Task details: Tally the lines that contain "euros" and report the total alone.

Records provided:

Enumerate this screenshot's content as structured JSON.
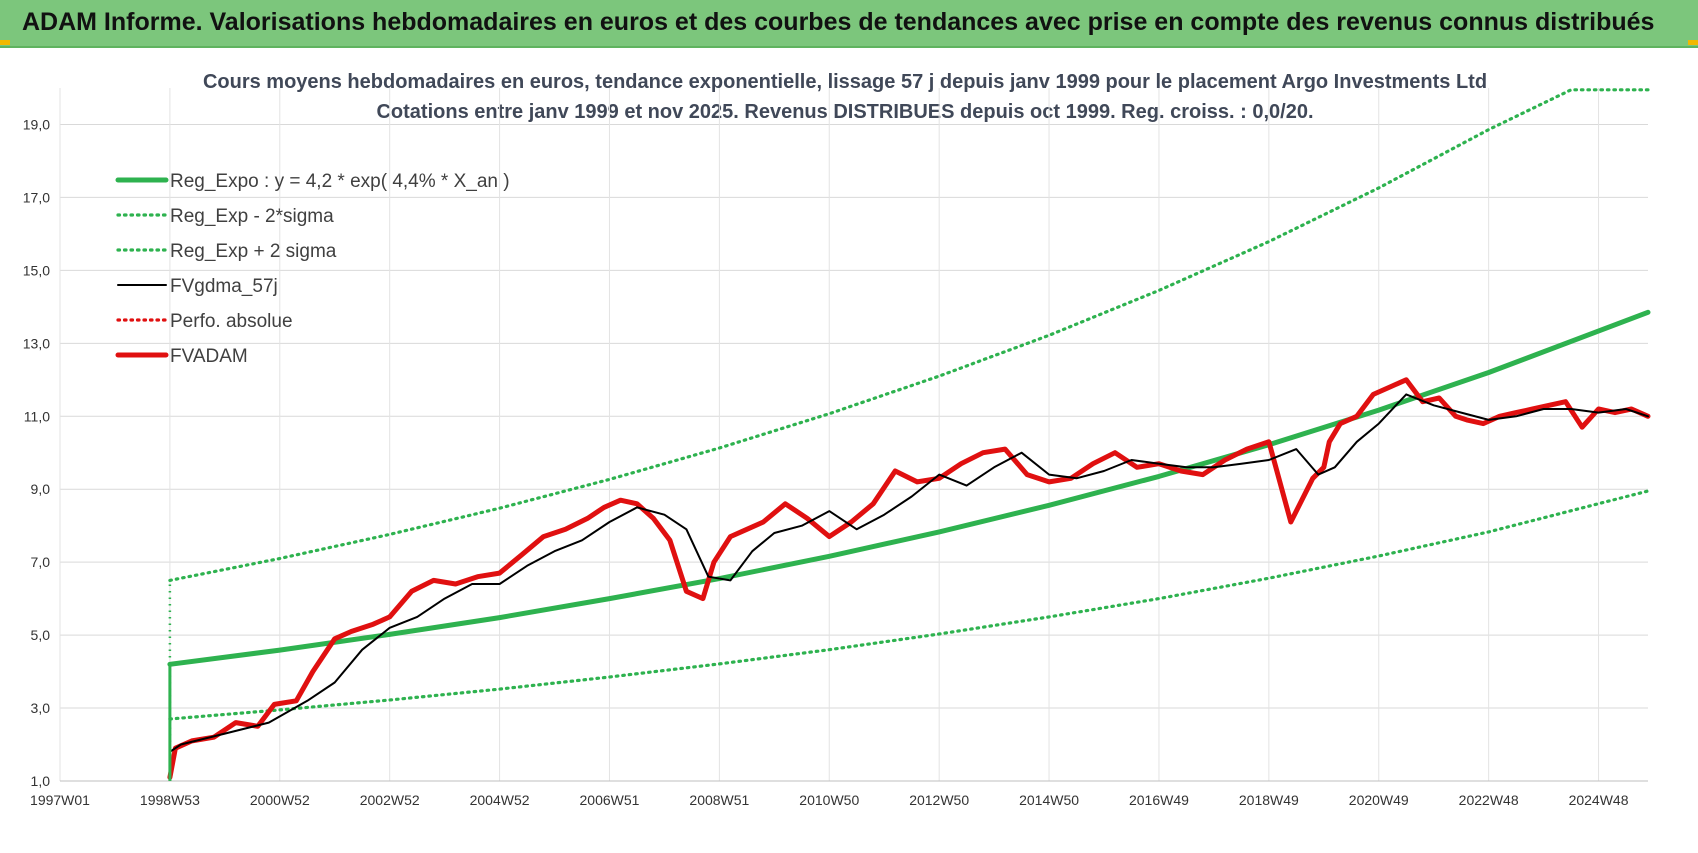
{
  "header": {
    "banner": "ADAM Informe. Valorisations hebdomadaires en euros et des courbes de tendances avec prise en compte des revenus connus distribués"
  },
  "chart_data": {
    "type": "line",
    "title": "Cours moyens hebdomadaires en euros, tendance exponentielle, lissage 57 j depuis janv 1999 pour le placement Argo Investments Ltd",
    "subtitle": "Cotations entre janv 1999 et nov 2025. Revenus DISTRIBUES depuis oct 1999. Reg. croiss. : 0,0/20.",
    "xlabel": "",
    "ylabel": "",
    "x_tick_labels": [
      "1997W01",
      "1998W53",
      "2000W52",
      "2002W52",
      "2004W52",
      "2006W51",
      "2008W51",
      "2010W50",
      "2012W50",
      "2014W50",
      "2016W49",
      "2018W49",
      "2020W49",
      "2022W48",
      "2024W48"
    ],
    "y_tick_labels": [
      "1,0",
      "3,0",
      "5,0",
      "7,0",
      "9,0",
      "11,0",
      "13,0",
      "15,0",
      "17,0",
      "19,0"
    ],
    "xlim": [
      1997.0,
      2025.9
    ],
    "ylim": [
      1.0,
      20.0
    ],
    "grid": true,
    "legend_position": "top-left",
    "series": [
      {
        "name": "Reg_Expo : y = 4,2 * exp( 4,4% *  X_an )",
        "color": "#2eb24f",
        "style": "solid-thick",
        "x": [
          1999.0,
          2001,
          2003,
          2005,
          2007,
          2009,
          2011,
          2013,
          2015,
          2017,
          2019,
          2021,
          2023,
          2025.9
        ],
        "y": [
          4.2,
          4.59,
          5.02,
          5.48,
          6.0,
          6.55,
          7.16,
          7.83,
          8.56,
          9.35,
          10.22,
          11.17,
          12.2,
          13.85
        ]
      },
      {
        "name": "Reg_Exp - 2*sigma",
        "color": "#2eb24f",
        "style": "dotted",
        "x": [
          1999.0,
          2001,
          2003,
          2005,
          2007,
          2009,
          2011,
          2013,
          2015,
          2017,
          2019,
          2021,
          2023,
          2025.9
        ],
        "y": [
          2.7,
          2.95,
          3.22,
          3.52,
          3.85,
          4.21,
          4.6,
          5.03,
          5.5,
          6.0,
          6.56,
          7.17,
          7.83,
          8.95
        ]
      },
      {
        "name": "Reg_Exp + 2 sigma",
        "color": "#2eb24f",
        "style": "dotted",
        "x": [
          1999.0,
          2001,
          2003,
          2005,
          2007,
          2009,
          2011,
          2013,
          2015,
          2017,
          2019,
          2021,
          2023,
          2024.5,
          2025.9
        ],
        "y": [
          6.5,
          7.1,
          7.76,
          8.48,
          9.27,
          10.13,
          11.07,
          12.1,
          13.22,
          14.45,
          15.79,
          17.26,
          18.86,
          19.95,
          19.95
        ]
      },
      {
        "name": "FVgdma_57j",
        "color": "#000000",
        "style": "solid",
        "x": [
          1999.0,
          1999.2,
          2000.0,
          2000.8,
          2001.5,
          2002.0,
          2002.5,
          2003.0,
          2003.5,
          2004.0,
          2004.5,
          2005.0,
          2005.5,
          2006.0,
          2006.5,
          2007.0,
          2007.5,
          2008.0,
          2008.4,
          2008.8,
          2009.2,
          2009.6,
          2010.0,
          2010.5,
          2011.0,
          2011.5,
          2012.0,
          2012.5,
          2013.0,
          2013.5,
          2014.0,
          2014.5,
          2015.0,
          2015.5,
          2016.0,
          2016.5,
          2017.0,
          2017.5,
          2018.0,
          2018.5,
          2019.0,
          2019.5,
          2019.9,
          2020.2,
          2020.6,
          2021.0,
          2021.5,
          2022.0,
          2022.5,
          2023.0,
          2023.5,
          2024.0,
          2024.5,
          2025.0,
          2025.5,
          2025.9
        ],
        "y": [
          1.8,
          2.0,
          2.3,
          2.6,
          3.2,
          3.7,
          4.6,
          5.2,
          5.5,
          6.0,
          6.4,
          6.4,
          6.9,
          7.3,
          7.6,
          8.1,
          8.5,
          8.3,
          7.9,
          6.6,
          6.5,
          7.3,
          7.8,
          8.0,
          8.4,
          7.9,
          8.3,
          8.8,
          9.4,
          9.1,
          9.6,
          10.0,
          9.4,
          9.3,
          9.5,
          9.8,
          9.7,
          9.6,
          9.6,
          9.7,
          9.8,
          10.1,
          9.4,
          9.6,
          10.3,
          10.8,
          11.6,
          11.3,
          11.1,
          10.9,
          11.0,
          11.2,
          11.2,
          11.1,
          11.2,
          11.0
        ]
      },
      {
        "name": "Perfo. absolue",
        "color": "#e01010",
        "style": "dotted",
        "x": [],
        "y": []
      },
      {
        "name": "FVADAM",
        "color": "#e01010",
        "style": "solid-thick",
        "x": [
          1999.0,
          1999.1,
          1999.4,
          1999.8,
          2000.2,
          2000.6,
          2000.9,
          2001.3,
          2001.6,
          2002.0,
          2002.3,
          2002.7,
          2003.0,
          2003.4,
          2003.8,
          2004.2,
          2004.6,
          2005.0,
          2005.4,
          2005.8,
          2006.2,
          2006.6,
          2006.9,
          2007.2,
          2007.5,
          2007.8,
          2008.1,
          2008.4,
          2008.7,
          2008.9,
          2009.2,
          2009.5,
          2009.8,
          2010.2,
          2010.6,
          2011.0,
          2011.4,
          2011.8,
          2012.2,
          2012.6,
          2013.0,
          2013.4,
          2013.8,
          2014.2,
          2014.6,
          2015.0,
          2015.4,
          2015.8,
          2016.2,
          2016.6,
          2017.0,
          2017.4,
          2017.8,
          2018.2,
          2018.6,
          2019.0,
          2019.4,
          2019.8,
          2020.0,
          2020.1,
          2020.3,
          2020.6,
          2020.9,
          2021.2,
          2021.5,
          2021.8,
          2022.1,
          2022.4,
          2022.6,
          2022.9,
          2023.2,
          2023.5,
          2023.8,
          2024.1,
          2024.4,
          2024.7,
          2025.0,
          2025.3,
          2025.6,
          2025.9
        ],
        "y": [
          1.1,
          1.9,
          2.1,
          2.2,
          2.6,
          2.5,
          3.1,
          3.2,
          4.0,
          4.9,
          5.1,
          5.3,
          5.5,
          6.2,
          6.5,
          6.4,
          6.6,
          6.7,
          7.2,
          7.7,
          7.9,
          8.2,
          8.5,
          8.7,
          8.6,
          8.2,
          7.6,
          6.2,
          6.0,
          7.0,
          7.7,
          7.9,
          8.1,
          8.6,
          8.2,
          7.7,
          8.1,
          8.6,
          9.5,
          9.2,
          9.3,
          9.7,
          10.0,
          10.1,
          9.4,
          9.2,
          9.3,
          9.7,
          10.0,
          9.6,
          9.7,
          9.5,
          9.4,
          9.8,
          10.1,
          10.3,
          8.1,
          9.3,
          9.6,
          10.3,
          10.8,
          11.0,
          11.6,
          11.8,
          12.0,
          11.4,
          11.5,
          11.0,
          10.9,
          10.8,
          11.0,
          11.1,
          11.2,
          11.3,
          11.4,
          10.7,
          11.2,
          11.1,
          11.2,
          11.0
        ]
      }
    ]
  }
}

Correct answer: 2